=== Exercise task ===
Extract every line from the records below that contains the word "together".

◇ ◇ ◇

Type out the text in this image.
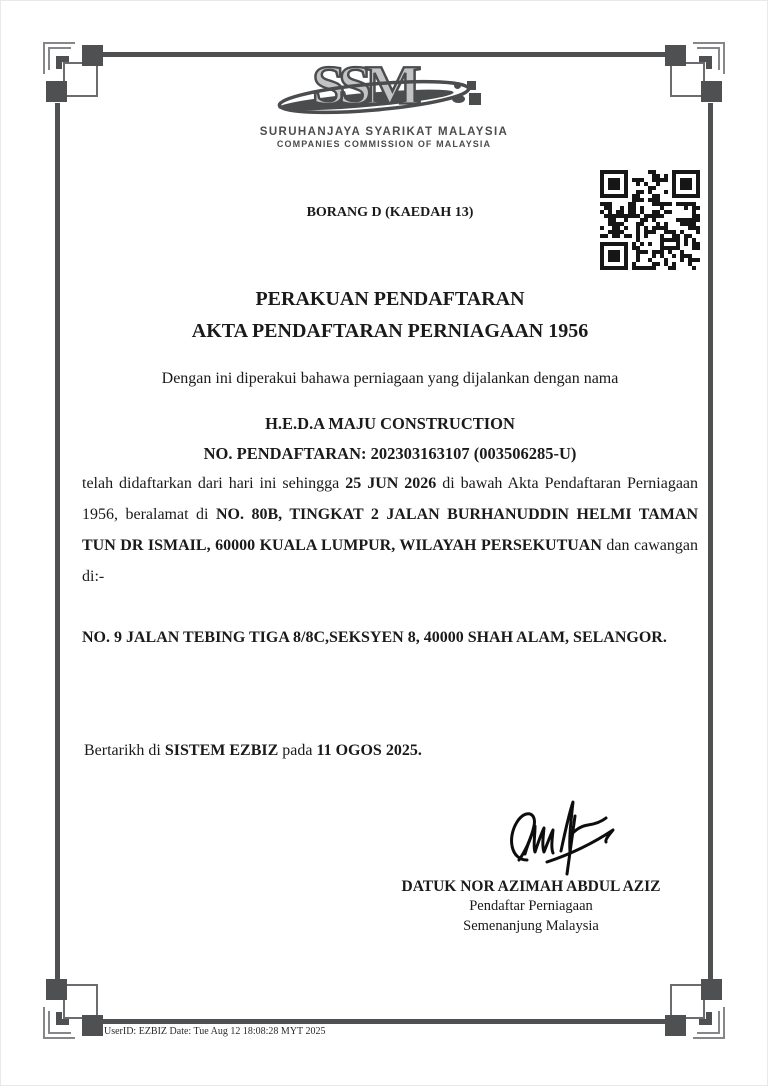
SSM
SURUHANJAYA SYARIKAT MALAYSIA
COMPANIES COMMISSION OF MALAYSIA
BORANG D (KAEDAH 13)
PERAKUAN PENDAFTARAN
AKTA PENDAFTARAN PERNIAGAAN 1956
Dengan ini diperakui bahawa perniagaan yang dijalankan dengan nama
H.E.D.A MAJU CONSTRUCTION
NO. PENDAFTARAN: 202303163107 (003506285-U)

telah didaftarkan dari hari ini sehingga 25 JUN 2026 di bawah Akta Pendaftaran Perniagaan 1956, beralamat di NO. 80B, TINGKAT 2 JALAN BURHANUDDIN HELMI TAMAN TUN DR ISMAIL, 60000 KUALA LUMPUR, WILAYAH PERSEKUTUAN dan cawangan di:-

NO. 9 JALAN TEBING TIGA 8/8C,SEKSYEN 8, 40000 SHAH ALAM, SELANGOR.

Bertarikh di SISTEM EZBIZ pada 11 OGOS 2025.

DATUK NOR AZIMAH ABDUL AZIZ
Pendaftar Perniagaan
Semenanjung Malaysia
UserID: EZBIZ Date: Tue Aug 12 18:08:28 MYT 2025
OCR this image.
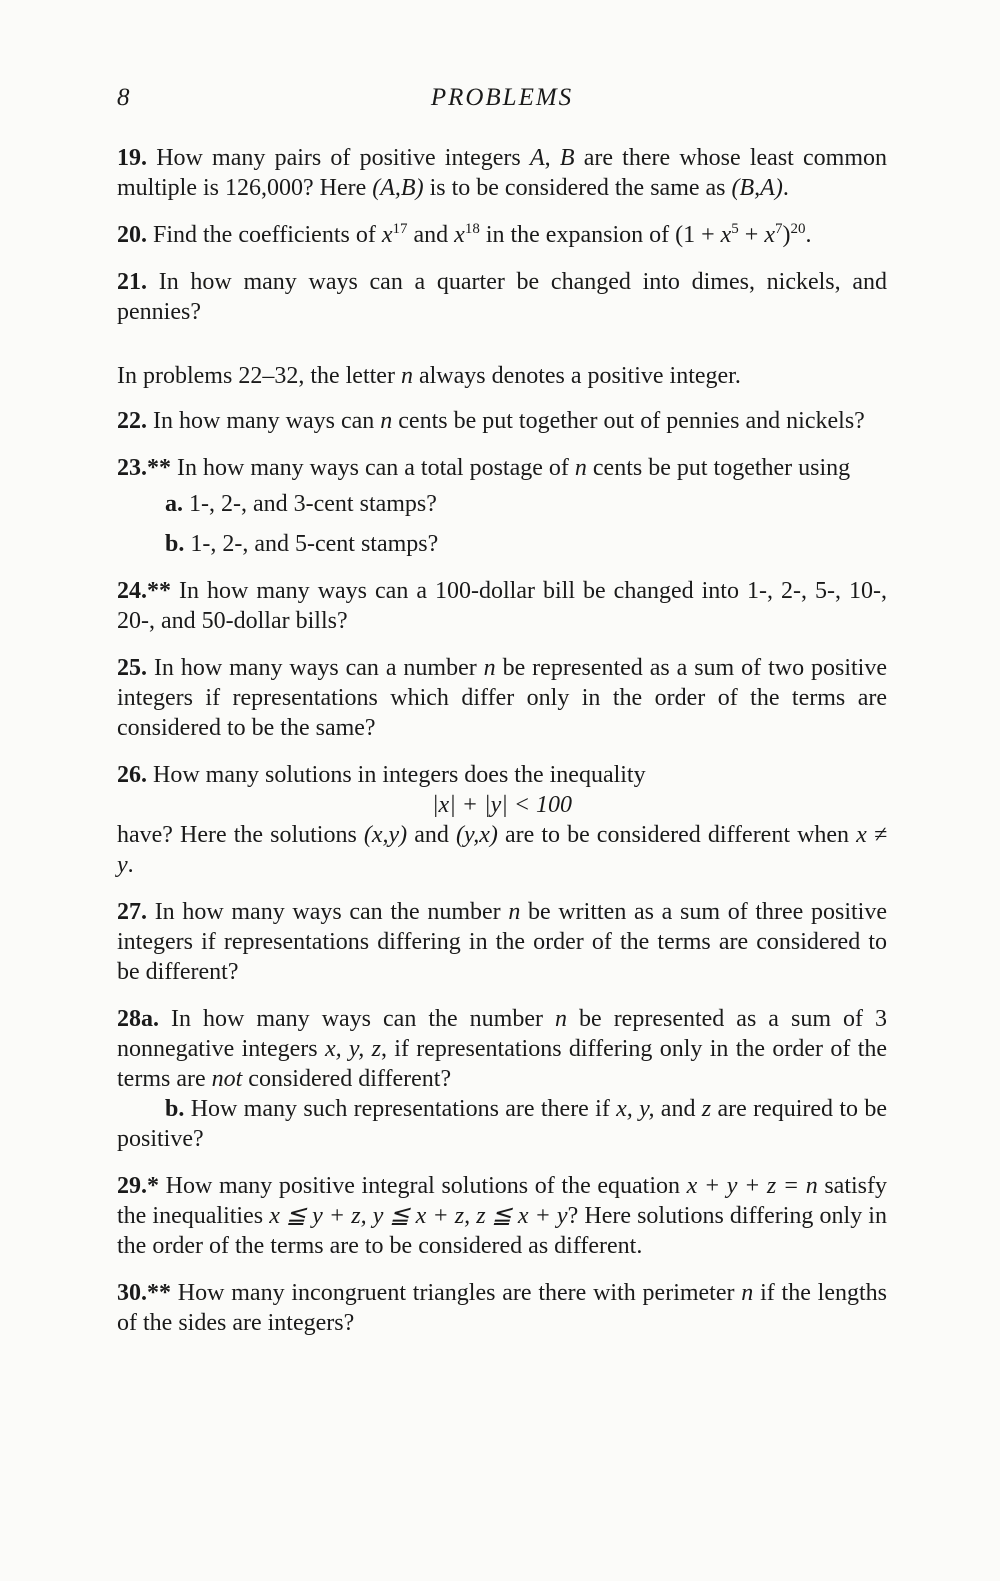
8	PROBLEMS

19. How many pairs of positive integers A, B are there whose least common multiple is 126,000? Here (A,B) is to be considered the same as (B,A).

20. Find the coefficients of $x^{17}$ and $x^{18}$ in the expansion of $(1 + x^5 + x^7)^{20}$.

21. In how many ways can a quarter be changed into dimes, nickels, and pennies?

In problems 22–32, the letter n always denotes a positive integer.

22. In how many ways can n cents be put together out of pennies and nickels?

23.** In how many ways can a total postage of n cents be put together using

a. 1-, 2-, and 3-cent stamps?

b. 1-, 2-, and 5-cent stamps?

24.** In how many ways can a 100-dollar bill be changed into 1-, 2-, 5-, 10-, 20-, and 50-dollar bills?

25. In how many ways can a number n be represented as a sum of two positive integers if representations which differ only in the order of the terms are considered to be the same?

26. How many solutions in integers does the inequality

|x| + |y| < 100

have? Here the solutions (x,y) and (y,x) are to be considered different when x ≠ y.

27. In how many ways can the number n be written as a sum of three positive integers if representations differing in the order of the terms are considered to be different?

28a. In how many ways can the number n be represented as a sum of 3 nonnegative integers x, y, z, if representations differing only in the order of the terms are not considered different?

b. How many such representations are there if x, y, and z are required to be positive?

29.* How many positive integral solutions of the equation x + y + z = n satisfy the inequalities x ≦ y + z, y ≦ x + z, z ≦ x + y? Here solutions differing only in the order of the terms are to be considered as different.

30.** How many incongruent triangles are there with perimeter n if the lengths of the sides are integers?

◇ ◇ ◇

=== Written solution ===
22. In how many ways can n cents be put together out of pennies and nickels?
23.** In how many ways can a total postage of n cents be put together using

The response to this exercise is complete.